The entries below are to be written out again without alteration.

Data to process:
[Begin]

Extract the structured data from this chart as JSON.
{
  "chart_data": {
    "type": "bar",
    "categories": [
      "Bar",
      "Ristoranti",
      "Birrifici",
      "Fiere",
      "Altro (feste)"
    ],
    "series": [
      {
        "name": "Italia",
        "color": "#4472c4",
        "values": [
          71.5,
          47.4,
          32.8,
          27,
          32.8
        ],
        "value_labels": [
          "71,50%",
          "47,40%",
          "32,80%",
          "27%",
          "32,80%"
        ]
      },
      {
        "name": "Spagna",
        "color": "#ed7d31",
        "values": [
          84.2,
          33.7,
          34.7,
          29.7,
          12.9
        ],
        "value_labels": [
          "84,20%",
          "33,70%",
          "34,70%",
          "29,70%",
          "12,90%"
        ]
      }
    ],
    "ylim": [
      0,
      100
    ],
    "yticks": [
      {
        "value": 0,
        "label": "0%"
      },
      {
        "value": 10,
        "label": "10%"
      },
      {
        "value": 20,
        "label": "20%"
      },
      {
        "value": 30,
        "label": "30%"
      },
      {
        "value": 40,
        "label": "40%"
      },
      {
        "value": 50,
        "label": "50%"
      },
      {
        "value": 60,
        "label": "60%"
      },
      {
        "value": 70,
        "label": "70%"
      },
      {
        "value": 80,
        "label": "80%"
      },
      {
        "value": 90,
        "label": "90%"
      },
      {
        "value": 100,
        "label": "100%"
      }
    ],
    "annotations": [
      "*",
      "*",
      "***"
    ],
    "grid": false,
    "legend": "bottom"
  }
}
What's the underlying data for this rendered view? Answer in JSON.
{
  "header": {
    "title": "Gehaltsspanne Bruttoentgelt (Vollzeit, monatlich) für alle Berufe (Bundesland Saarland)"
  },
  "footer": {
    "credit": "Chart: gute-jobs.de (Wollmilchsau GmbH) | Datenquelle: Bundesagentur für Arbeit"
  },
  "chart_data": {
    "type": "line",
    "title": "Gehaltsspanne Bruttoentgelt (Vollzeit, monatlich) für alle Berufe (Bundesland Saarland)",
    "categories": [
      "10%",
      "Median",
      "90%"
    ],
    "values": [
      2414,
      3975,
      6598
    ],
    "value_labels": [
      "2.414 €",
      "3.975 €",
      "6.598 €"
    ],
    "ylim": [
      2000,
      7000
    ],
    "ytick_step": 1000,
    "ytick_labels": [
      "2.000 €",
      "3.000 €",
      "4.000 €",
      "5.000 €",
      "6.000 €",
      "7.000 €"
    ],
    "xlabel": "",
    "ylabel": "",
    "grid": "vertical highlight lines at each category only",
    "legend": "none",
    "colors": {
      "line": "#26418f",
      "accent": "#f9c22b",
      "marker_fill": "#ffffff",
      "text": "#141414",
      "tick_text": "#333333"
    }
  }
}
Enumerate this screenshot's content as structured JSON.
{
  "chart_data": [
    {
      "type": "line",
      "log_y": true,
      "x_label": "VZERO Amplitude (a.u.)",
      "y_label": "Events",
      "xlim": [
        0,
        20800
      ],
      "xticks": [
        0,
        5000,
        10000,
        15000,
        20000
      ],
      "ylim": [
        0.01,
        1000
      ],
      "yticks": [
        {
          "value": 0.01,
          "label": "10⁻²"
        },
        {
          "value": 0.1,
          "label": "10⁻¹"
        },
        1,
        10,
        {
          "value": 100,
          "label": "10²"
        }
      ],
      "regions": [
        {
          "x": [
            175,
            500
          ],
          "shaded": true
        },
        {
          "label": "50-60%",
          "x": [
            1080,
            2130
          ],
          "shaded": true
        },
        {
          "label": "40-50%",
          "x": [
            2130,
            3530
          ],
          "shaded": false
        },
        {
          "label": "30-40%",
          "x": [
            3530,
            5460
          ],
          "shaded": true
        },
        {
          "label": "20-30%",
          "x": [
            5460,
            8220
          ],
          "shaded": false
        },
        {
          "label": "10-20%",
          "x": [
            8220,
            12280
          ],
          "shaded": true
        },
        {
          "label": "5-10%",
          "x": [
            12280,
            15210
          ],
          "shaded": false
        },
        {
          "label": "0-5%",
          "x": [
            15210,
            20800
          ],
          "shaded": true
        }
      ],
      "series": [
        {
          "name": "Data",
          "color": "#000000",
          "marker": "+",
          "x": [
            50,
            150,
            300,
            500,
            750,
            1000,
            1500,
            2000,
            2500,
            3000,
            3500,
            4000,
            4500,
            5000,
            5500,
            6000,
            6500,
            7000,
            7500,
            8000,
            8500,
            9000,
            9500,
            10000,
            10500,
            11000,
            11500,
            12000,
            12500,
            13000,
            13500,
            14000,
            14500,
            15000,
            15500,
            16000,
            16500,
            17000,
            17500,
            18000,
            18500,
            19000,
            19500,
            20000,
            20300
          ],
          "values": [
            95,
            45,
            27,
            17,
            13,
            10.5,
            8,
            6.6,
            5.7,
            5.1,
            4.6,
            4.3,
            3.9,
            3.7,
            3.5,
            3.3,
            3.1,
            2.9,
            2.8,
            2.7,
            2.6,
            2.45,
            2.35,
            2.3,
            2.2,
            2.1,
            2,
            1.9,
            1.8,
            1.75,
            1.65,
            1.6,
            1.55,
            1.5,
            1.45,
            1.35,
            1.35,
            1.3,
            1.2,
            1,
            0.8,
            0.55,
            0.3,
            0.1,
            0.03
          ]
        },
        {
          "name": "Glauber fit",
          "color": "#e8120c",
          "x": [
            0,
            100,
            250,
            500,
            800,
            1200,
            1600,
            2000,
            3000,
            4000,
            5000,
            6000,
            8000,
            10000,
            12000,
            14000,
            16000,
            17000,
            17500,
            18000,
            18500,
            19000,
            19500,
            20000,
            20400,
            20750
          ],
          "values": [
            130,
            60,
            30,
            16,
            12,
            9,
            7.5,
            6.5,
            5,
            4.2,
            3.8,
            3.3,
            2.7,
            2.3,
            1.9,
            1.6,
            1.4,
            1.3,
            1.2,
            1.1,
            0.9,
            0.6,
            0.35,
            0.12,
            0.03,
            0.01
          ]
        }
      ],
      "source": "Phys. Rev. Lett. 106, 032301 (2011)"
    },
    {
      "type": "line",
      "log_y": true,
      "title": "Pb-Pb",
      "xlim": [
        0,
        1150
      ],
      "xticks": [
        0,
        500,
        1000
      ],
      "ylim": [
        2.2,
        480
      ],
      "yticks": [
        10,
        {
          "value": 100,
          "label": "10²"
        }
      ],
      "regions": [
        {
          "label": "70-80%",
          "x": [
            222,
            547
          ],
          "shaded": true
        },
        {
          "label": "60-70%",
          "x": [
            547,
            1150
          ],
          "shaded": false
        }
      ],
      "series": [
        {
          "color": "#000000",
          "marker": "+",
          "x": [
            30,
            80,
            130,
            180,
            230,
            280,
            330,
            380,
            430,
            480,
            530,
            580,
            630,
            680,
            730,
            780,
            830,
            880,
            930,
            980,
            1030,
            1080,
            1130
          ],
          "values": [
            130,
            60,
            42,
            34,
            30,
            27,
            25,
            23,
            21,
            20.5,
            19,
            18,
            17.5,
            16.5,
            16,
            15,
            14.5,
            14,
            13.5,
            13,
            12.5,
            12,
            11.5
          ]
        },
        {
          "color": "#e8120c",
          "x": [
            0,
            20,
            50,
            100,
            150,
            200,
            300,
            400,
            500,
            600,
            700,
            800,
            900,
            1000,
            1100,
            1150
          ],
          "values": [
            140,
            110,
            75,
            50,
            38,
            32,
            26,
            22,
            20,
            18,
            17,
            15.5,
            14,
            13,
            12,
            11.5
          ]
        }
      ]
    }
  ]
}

[End]

Full response:
Extract the structured data from this chart as JSON.
{
  "chart_data": {
    "type": "bar",
    "categories": [
      "Bar",
      "Ristoranti",
      "Birrifici",
      "Fiere",
      "Altro (feste)"
    ],
    "series": [
      {
        "name": "Italia",
        "color": "#4472c4",
        "values": [
          71.5,
          47.4,
          32.8,
          27,
          32.8
        ],
        "value_labels": [
          "71,50%",
          "47,40%",
          "32,80%",
          "27%",
          "32,80%"
        ]
      },
      {
        "name": "Spagna",
        "color": "#ed7d31",
        "values": [
          84.2,
          33.7,
          34.7,
          29.7,
          12.9
        ],
        "value_labels": [
          "84,20%",
          "33,70%",
          "34,70%",
          "29,70%",
          "12,90%"
        ]
      }
    ],
    "ylim": [
      0,
      100
    ],
    "yticks": [
      {
        "value": 0,
        "label": "0%"
      },
      {
        "value": 10,
        "label": "10%"
      },
      {
        "value": 20,
        "label": "20%"
      },
      {
        "value": 30,
        "label": "30%"
      },
      {
        "value": 40,
        "label": "40%"
      },
      {
        "value": 50,
        "label": "50%"
      },
      {
        "value": 60,
        "label": "60%"
      },
      {
        "value": 70,
        "label": "70%"
      },
      {
        "value": 80,
        "label": "80%"
      },
      {
        "value": 90,
        "label": "90%"
      },
      {
        "value": 100,
        "label": "100%"
      }
    ],
    "annotations": [
      "*",
      "*",
      "***"
    ],
    "grid": false,
    "legend": "bottom"
  }
}
What's the underlying data for this rendered view? Answer in JSON.
{
  "header": {
    "title": "Gehaltsspanne Bruttoentgelt (Vollzeit, monatlich) für alle Berufe (Bundesland Saarland)"
  },
  "footer": {
    "credit": "Chart: gute-jobs.de (Wollmilchsau GmbH) | Datenquelle: Bundesagentur für Arbeit"
  },
  "chart_data": {
    "type": "line",
    "title": "Gehaltsspanne Bruttoentgelt (Vollzeit, monatlich) für alle Berufe (Bundesland Saarland)",
    "categories": [
      "10%",
      "Median",
      "90%"
    ],
    "values": [
      2414,
      3975,
      6598
    ],
    "value_labels": [
      "2.414 €",
      "3.975 €",
      "6.598 €"
    ],
    "ylim": [
      2000,
      7000
    ],
    "ytick_step": 1000,
    "ytick_labels": [
      "2.000 €",
      "3.000 €",
      "4.000 €",
      "5.000 €",
      "6.000 €",
      "7.000 €"
    ],
    "xlabel": "",
    "ylabel": "",
    "grid": "vertical highlight lines at each category only",
    "legend": "none",
    "colors": {
      "line": "#26418f",
      "accent": "#f9c22b",
      "marker_fill": "#ffffff",
      "text": "#141414",
      "tick_text": "#333333"
    }
  }
}
Enumerate this screenshot's content as structured JSON.
{
  "chart_data": [
    {
      "type": "line",
      "log_y": true,
      "x_label": "VZERO Amplitude (a.u.)",
      "y_label": "Events",
      "xlim": [
        0,
        20800
      ],
      "xticks": [
        0,
        5000,
        10000,
        15000,
        20000
      ],
      "ylim": [
        0.01,
        1000
      ],
      "yticks": [
        {
          "value": 0.01,
          "label": "10⁻²"
        },
        {
          "value": 0.1,
          "label": "10⁻¹"
        },
        1,
        10,
        {
          "value": 100,
          "label": "10²"
        }
      ],
      "regions": [
        {
          "x": [
            175,
            500
          ],
          "shaded": true
        },
        {
          "label": "50-60%",
          "x": [
            1080,
            2130
          ],
          "shaded": true
        },
        {
          "label": "40-50%",
          "x": [
            2130,
            3530
          ],
          "shaded": false
        },
        {
          "label": "30-40%",
          "x": [
            3530,
            5460
          ],
          "shaded": true
        },
        {
          "label": "20-30%",
          "x": [
            5460,
            8220
          ],
          "shaded": false
        },
        {
          "label": "10-20%",
          "x": [
            8220,
            12280
          ],
          "shaded": true
        },
        {
          "label": "5-10%",
          "x": [
            12280,
            15210
          ],
          "shaded": false
        },
        {
          "label": "0-5%",
          "x": [
            15210,
            20800
          ],
          "shaded": true
        }
      ],
      "series": [
        {
          "name": "Data",
          "color": "#000000",
          "marker": "+",
          "x": [
            50,
            150,
            300,
            500,
            750,
            1000,
            1500,
            2000,
            2500,
            3000,
            3500,
            4000,
            4500,
            5000,
            5500,
            6000,
            6500,
            7000,
            7500,
            8000,
            8500,
            9000,
            9500,
            10000,
            10500,
            11000,
            11500,
            12000,
            12500,
            13000,
            13500,
            14000,
            14500,
            15000,
            15500,
            16000,
            16500,
            17000,
            17500,
            18000,
            18500,
            19000,
            19500,
            20000,
            20300
          ],
          "values": [
            95,
            45,
            27,
            17,
            13,
            10.5,
            8,
            6.6,
            5.7,
            5.1,
            4.6,
            4.3,
            3.9,
            3.7,
            3.5,
            3.3,
            3.1,
            2.9,
            2.8,
            2.7,
            2.6,
            2.45,
            2.35,
            2.3,
            2.2,
            2.1,
            2,
            1.9,
            1.8,
            1.75,
            1.65,
            1.6,
            1.55,
            1.5,
            1.45,
            1.35,
            1.35,
            1.3,
            1.2,
            1,
            0.8,
            0.55,
            0.3,
            0.1,
            0.03
          ]
        },
        {
          "name": "Glauber fit",
          "color": "#e8120c",
          "x": [
            0,
            100,
            250,
            500,
            800,
            1200,
            1600,
            2000,
            3000,
            4000,
            5000,
            6000,
            8000,
            10000,
            12000,
            14000,
            16000,
            17000,
            17500,
            18000,
            18500,
            19000,
            19500,
            20000,
            20400,
            20750
          ],
          "values": [
            130,
            60,
            30,
            16,
            12,
            9,
            7.5,
            6.5,
            5,
            4.2,
            3.8,
            3.3,
            2.7,
            2.3,
            1.9,
            1.6,
            1.4,
            1.3,
            1.2,
            1.1,
            0.9,
            0.6,
            0.35,
            0.12,
            0.03,
            0.01
          ]
        }
      ],
      "source": "Phys. Rev. Lett. 106, 032301 (2011)"
    },
    {
      "type": "line",
      "log_y": true,
      "title": "Pb-Pb",
      "xlim": [
        0,
        1150
      ],
      "xticks": [
        0,
        500,
        1000
      ],
      "ylim": [
        2.2,
        480
      ],
      "yticks": [
        10,
        {
          "value": 100,
          "label": "10²"
        }
      ],
      "regions": [
        {
          "label": "70-80%",
          "x": [
            222,
            547
          ],
          "shaded": true
        },
        {
          "label": "60-70%",
          "x": [
            547,
            1150
          ],
          "shaded": false
        }
      ],
      "series": [
        {
          "color": "#000000",
          "marker": "+",
          "x": [
            30,
            80,
            130,
            180,
            230,
            280,
            330,
            380,
            430,
            480,
            530,
            580,
            630,
            680,
            730,
            780,
            830,
            880,
            930,
            980,
            1030,
            1080,
            1130
          ],
          "values": [
            130,
            60,
            42,
            34,
            30,
            27,
            25,
            23,
            21,
            20.5,
            19,
            18,
            17.5,
            16.5,
            16,
            15,
            14.5,
            14,
            13.5,
            13,
            12.5,
            12,
            11.5
          ]
        },
        {
          "color": "#e8120c",
          "x": [
            0,
            20,
            50,
            100,
            150,
            200,
            300,
            400,
            500,
            600,
            700,
            800,
            900,
            1000,
            1100,
            1150
          ],
          "values": [
            140,
            110,
            75,
            50,
            38,
            32,
            26,
            22,
            20,
            18,
            17,
            15.5,
            14,
            13,
            12,
            11.5
          ]
        }
      ]
    }
  ]
}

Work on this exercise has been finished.